_Description of the task_.
Where a line holds the string "text", return that line.

_The input_.

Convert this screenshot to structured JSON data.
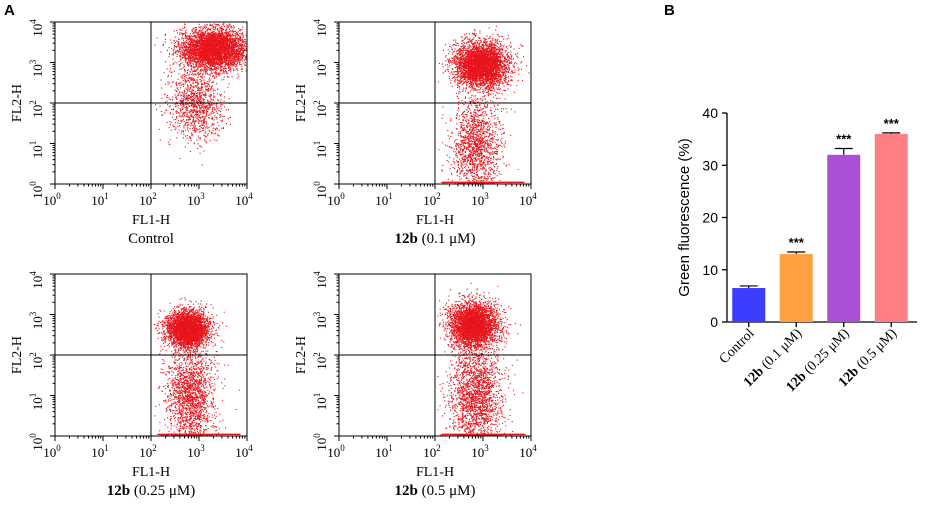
{
  "panel_labels": {
    "a": "A",
    "b": "B"
  },
  "flow_common": {
    "xlabel": "FL1-H",
    "ylabel": "FL2-H",
    "axis_base": "10",
    "tick_exponents": [
      "0",
      "1",
      "2",
      "3",
      "4"
    ],
    "dot_color": "#e8141c"
  },
  "chart_data": [
    {
      "type": "scatter",
      "title": "Control",
      "title_bold": "",
      "xlabel": "FL1-H",
      "ylabel": "FL2-H",
      "xscale": "log",
      "yscale": "log",
      "xlim": [
        1,
        10000
      ],
      "ylim": [
        1,
        10000
      ],
      "quadrant_gates": {
        "x": 100,
        "y": 100
      },
      "populations": [
        {
          "name": "main",
          "center_log": [
            3.3,
            3.35
          ],
          "spread_log": [
            0.35,
            0.25
          ],
          "count": 4200
        },
        {
          "name": "tail",
          "center_log": [
            2.9,
            2.0
          ],
          "spread_log": [
            0.28,
            0.45
          ],
          "count": 1100
        }
      ]
    },
    {
      "type": "scatter",
      "title": "(0.1 μM)",
      "title_bold": "12b",
      "xlabel": "FL1-H",
      "ylabel": "FL2-H",
      "xscale": "log",
      "yscale": "log",
      "xlim": [
        1,
        10000
      ],
      "ylim": [
        1,
        10000
      ],
      "quadrant_gates": {
        "x": 100,
        "y": 100
      },
      "populations": [
        {
          "name": "main",
          "center_log": [
            2.95,
            2.95
          ],
          "spread_log": [
            0.28,
            0.28
          ],
          "count": 4000
        },
        {
          "name": "tail",
          "center_log": [
            2.85,
            1.0
          ],
          "spread_log": [
            0.25,
            0.6
          ],
          "count": 1500
        }
      ]
    },
    {
      "type": "scatter",
      "title": "(0.25 μM)",
      "title_bold": "12b",
      "xlabel": "FL1-H",
      "ylabel": "FL2-H",
      "xscale": "log",
      "yscale": "log",
      "xlim": [
        1,
        10000
      ],
      "ylim": [
        1,
        10000
      ],
      "quadrant_gates": {
        "x": 100,
        "y": 100
      },
      "populations": [
        {
          "name": "main",
          "center_log": [
            2.75,
            2.65
          ],
          "spread_log": [
            0.22,
            0.22
          ],
          "count": 3600
        },
        {
          "name": "tail",
          "center_log": [
            2.8,
            1.0
          ],
          "spread_log": [
            0.25,
            0.65
          ],
          "count": 1800
        }
      ]
    },
    {
      "type": "scatter",
      "title": "(0.5 μM)",
      "title_bold": "12b",
      "xlabel": "FL1-H",
      "ylabel": "FL2-H",
      "xscale": "log",
      "yscale": "log",
      "xlim": [
        1,
        10000
      ],
      "ylim": [
        1,
        10000
      ],
      "quadrant_gates": {
        "x": 100,
        "y": 100
      },
      "populations": [
        {
          "name": "main",
          "center_log": [
            2.8,
            2.75
          ],
          "spread_log": [
            0.25,
            0.28
          ],
          "count": 3800
        },
        {
          "name": "tail",
          "center_log": [
            2.85,
            1.0
          ],
          "spread_log": [
            0.28,
            0.65
          ],
          "count": 2000
        }
      ]
    },
    {
      "type": "bar",
      "title": "",
      "ylabel": "Green fluorescence (%)",
      "ylim": [
        0,
        40
      ],
      "yticks": [
        0,
        10,
        20,
        30,
        40
      ],
      "categories": [
        {
          "bold": "",
          "text": "Control"
        },
        {
          "bold": "12b",
          "text": " (0.1 μM)"
        },
        {
          "bold": "12b",
          "text": " (0.25 μM)"
        },
        {
          "bold": "12b",
          "text": " (0.5 μM)"
        }
      ],
      "values": [
        6.5,
        13.0,
        32.0,
        36.0
      ],
      "errors": [
        0.4,
        0.4,
        1.2,
        0.2
      ],
      "significance": [
        "",
        "***",
        "***",
        "***"
      ],
      "colors": [
        "#3d3dff",
        "#ff9f40",
        "#ab4fd6",
        "#ff7f84"
      ]
    }
  ]
}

_Expected answer_.
          "text": "Control"
          "text": " (0.1 μM)"
          "text": " (0.25 μM)"
          "text": " (0.5 μM)"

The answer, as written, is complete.